[GIVEN DATA]:
* * * *

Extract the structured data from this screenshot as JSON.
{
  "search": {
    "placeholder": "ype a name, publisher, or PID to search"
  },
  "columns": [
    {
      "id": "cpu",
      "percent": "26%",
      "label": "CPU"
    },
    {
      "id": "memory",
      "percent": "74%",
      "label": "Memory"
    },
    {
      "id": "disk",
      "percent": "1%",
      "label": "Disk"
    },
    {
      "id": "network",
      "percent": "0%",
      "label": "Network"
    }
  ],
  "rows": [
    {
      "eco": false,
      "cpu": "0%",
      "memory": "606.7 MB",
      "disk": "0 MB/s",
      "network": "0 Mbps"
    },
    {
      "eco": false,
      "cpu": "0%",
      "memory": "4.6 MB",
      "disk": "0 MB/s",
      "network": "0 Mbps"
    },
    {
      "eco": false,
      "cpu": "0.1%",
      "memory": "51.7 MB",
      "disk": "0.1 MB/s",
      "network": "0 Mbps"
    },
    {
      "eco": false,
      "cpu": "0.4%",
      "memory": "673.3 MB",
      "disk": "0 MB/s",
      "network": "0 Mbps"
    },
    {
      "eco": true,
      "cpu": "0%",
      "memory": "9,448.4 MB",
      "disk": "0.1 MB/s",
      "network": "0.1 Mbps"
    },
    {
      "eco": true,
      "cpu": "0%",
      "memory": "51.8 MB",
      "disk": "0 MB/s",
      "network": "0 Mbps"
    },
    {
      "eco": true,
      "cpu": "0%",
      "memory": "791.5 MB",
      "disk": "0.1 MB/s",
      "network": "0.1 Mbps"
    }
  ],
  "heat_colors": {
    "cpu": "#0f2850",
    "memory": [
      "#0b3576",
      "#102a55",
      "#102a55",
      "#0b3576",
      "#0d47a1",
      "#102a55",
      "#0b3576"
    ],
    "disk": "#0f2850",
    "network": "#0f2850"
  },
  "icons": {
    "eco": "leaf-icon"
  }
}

* * * *

[DO THIS]: Give the entries once more, exactly as they appear.

[REPLY TO THE EXERCISE]:
Extract the structured data from this screenshot as JSON.
{
  "search": {
    "placeholder": "ype a name, publisher, or PID to search"
  },
  "columns": [
    {
      "id": "cpu",
      "percent": "26%",
      "label": "CPU"
    },
    {
      "id": "memory",
      "percent": "74%",
      "label": "Memory"
    },
    {
      "id": "disk",
      "percent": "1%",
      "label": "Disk"
    },
    {
      "id": "network",
      "percent": "0%",
      "label": "Network"
    }
  ],
  "rows": [
    {
      "eco": false,
      "cpu": "0%",
      "memory": "606.7 MB",
      "disk": "0 MB/s",
      "network": "0 Mbps"
    },
    {
      "eco": false,
      "cpu": "0%",
      "memory": "4.6 MB",
      "disk": "0 MB/s",
      "network": "0 Mbps"
    },
    {
      "eco": false,
      "cpu": "0.1%",
      "memory": "51.7 MB",
      "disk": "0.1 MB/s",
      "network": "0 Mbps"
    },
    {
      "eco": false,
      "cpu": "0.4%",
      "memory": "673.3 MB",
      "disk": "0 MB/s",
      "network": "0 Mbps"
    },
    {
      "eco": true,
      "cpu": "0%",
      "memory": "9,448.4 MB",
      "disk": "0.1 MB/s",
      "network": "0.1 Mbps"
    },
    {
      "eco": true,
      "cpu": "0%",
      "memory": "51.8 MB",
      "disk": "0 MB/s",
      "network": "0 Mbps"
    },
    {
      "eco": true,
      "cpu": "0%",
      "memory": "791.5 MB",
      "disk": "0.1 MB/s",
      "network": "0.1 Mbps"
    }
  ],
  "heat_colors": {
    "cpu": "#0f2850",
    "memory": [
      "#0b3576",
      "#102a55",
      "#102a55",
      "#0b3576",
      "#0d47a1",
      "#102a55",
      "#0b3576"
    ],
    "disk": "#0f2850",
    "network": "#0f2850"
  },
  "icons": {
    "eco": "leaf-icon"
  }
}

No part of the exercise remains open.